Directions: Each entry below is to be given again word for word, with no pictures.
----------------------------------------
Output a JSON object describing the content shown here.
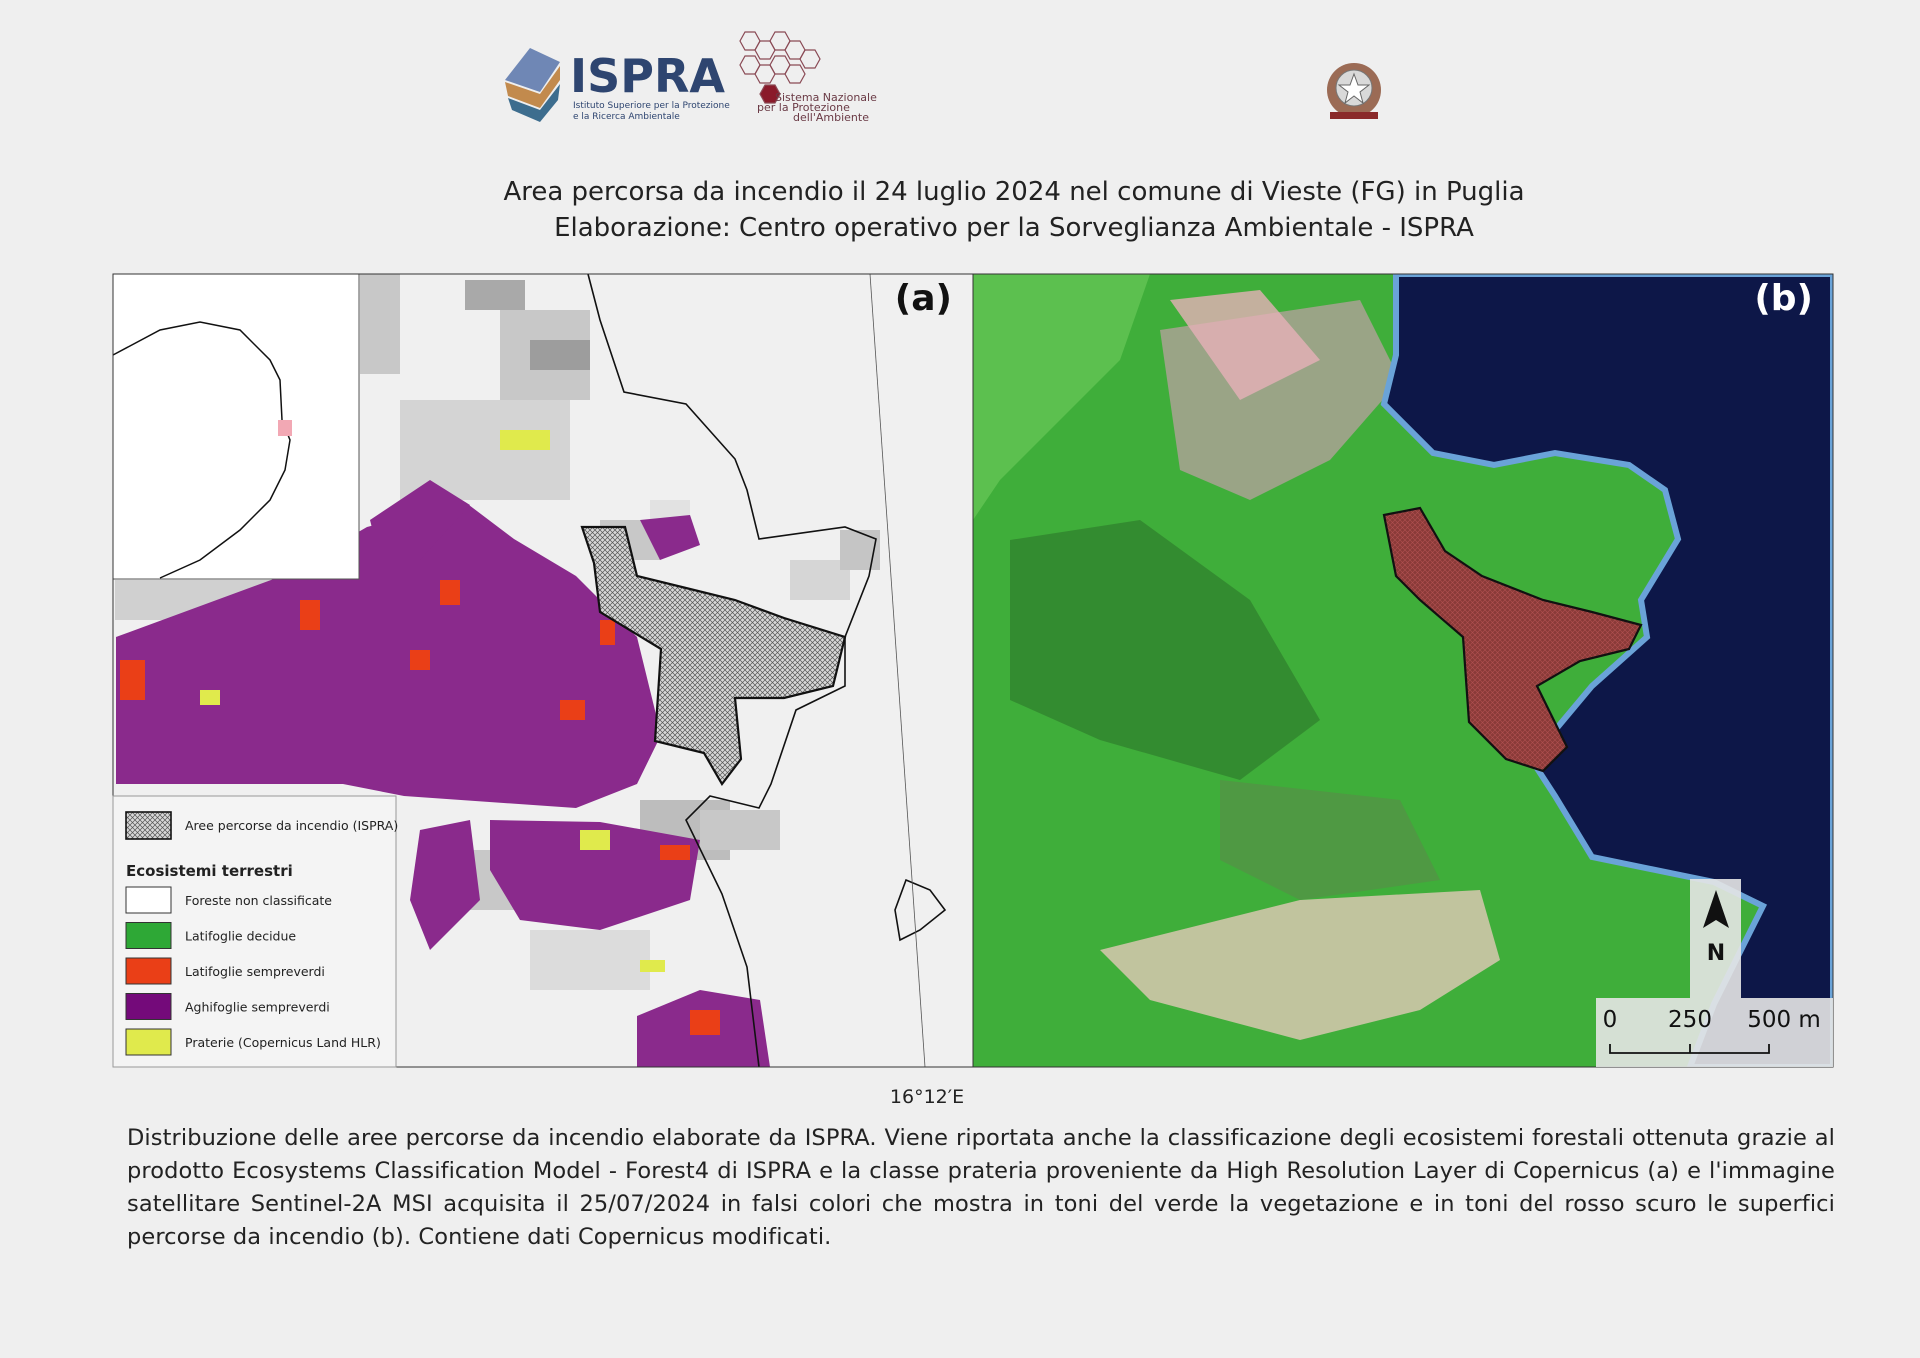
{
  "header": {
    "ispra_logo": {
      "title": "ISPRA",
      "subtitle_lines": [
        "Istituto Superiore per la Protezione",
        "e la Ricerca Ambientale"
      ]
    },
    "snpa_logo": {
      "lines": [
        "Sistema Nazionale",
        "per la Protezione",
        "dell'Ambiente"
      ]
    },
    "title_lines": [
      "Area percorsa da incendio il 24 luglio 2024 nel comune di Vieste (FG) in Puglia",
      "Elaborazione: Centro operativo per la Sorveglianza Ambientale - ISPRA"
    ]
  },
  "panels": [
    {
      "label": "(a)"
    },
    {
      "label": "(b)"
    }
  ],
  "legend": {
    "burned": "Aree percorse da incendio (ISPRA)",
    "heading": "Ecosistemi terrestri",
    "items": [
      {
        "label": "Foreste non classificate",
        "color": "#ffffff"
      },
      {
        "label": "Latifoglie decidue",
        "color": "#2ea836"
      },
      {
        "label": "Latifoglie sempreverdi",
        "color": "#ea3f17"
      },
      {
        "label": "Aghifoglie sempreverdi",
        "color": "#740a7a"
      },
      {
        "label": "Praterie (Copernicus Land HLR)",
        "color": "#e0ea4c"
      }
    ]
  },
  "north": "N",
  "scale_bar": {
    "labels": [
      "0",
      "250",
      "500 m"
    ]
  },
  "coordinate_label": "16°12′E",
  "caption": "Distribuzione delle aree percorse da incendio elaborate da ISPRA. Viene riportata anche la classificazione degli ecosistemi forestali ottenuta grazie al prodotto Ecosystems Classification Model - Forest4 di ISPRA e la classe prateria proveniente da High Resolution Layer di Copernicus (a) e l'immagine satellitare Sentinel-2A MSI acquisita il 25/07/2024 in falsi colori che mostra in toni del verde la vegetazione e in toni del rosso scuro le superfici percorse da incendio (b).  Contiene dati Copernicus modificati."
}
----------------------------------------
Answer to the task:
Output a JSON object describing the content shown here.
{
  "header": {
    "ispra_logo": {
      "title": "ISPRA",
      "subtitle_lines": [
        "Istituto Superiore per la Protezione",
        "e la Ricerca Ambientale"
      ]
    },
    "snpa_logo": {
      "lines": [
        "Sistema Nazionale",
        "per la Protezione",
        "dell'Ambiente"
      ]
    },
    "title_lines": [
      "Area percorsa da incendio il 24 luglio 2024 nel comune di Vieste (FG) in Puglia",
      "Elaborazione: Centro operativo per la Sorveglianza Ambientale - ISPRA"
    ]
  },
  "panels": [
    {
      "label": "(a)"
    },
    {
      "label": "(b)"
    }
  ],
  "legend": {
    "burned": "Aree percorse da incendio (ISPRA)",
    "heading": "Ecosistemi terrestri",
    "items": [
      {
        "label": "Foreste non classificate",
        "color": "#ffffff"
      },
      {
        "label": "Latifoglie decidue",
        "color": "#2ea836"
      },
      {
        "label": "Latifoglie sempreverdi",
        "color": "#ea3f17"
      },
      {
        "label": "Aghifoglie sempreverdi",
        "color": "#740a7a"
      },
      {
        "label": "Praterie (Copernicus Land HLR)",
        "color": "#e0ea4c"
      }
    ]
  },
  "north": "N",
  "scale_bar": {
    "labels": [
      "0",
      "250",
      "500 m"
    ]
  },
  "coordinate_label": "16°12′E",
  "caption": "Distribuzione delle aree percorse da incendio elaborate da ISPRA. Viene riportata anche la classificazione degli ecosistemi forestali ottenuta grazie al prodotto Ecosystems Classification Model - Forest4 di ISPRA e la classe prateria proveniente da High Resolution Layer di Copernicus (a) e l'immagine satellitare Sentinel-2A MSI acquisita il 25/07/2024 in falsi colori che mostra in toni del verde la vegetazione e in toni del rosso scuro le superfici percorse da incendio (b).  Contiene dati Copernicus modificati."
}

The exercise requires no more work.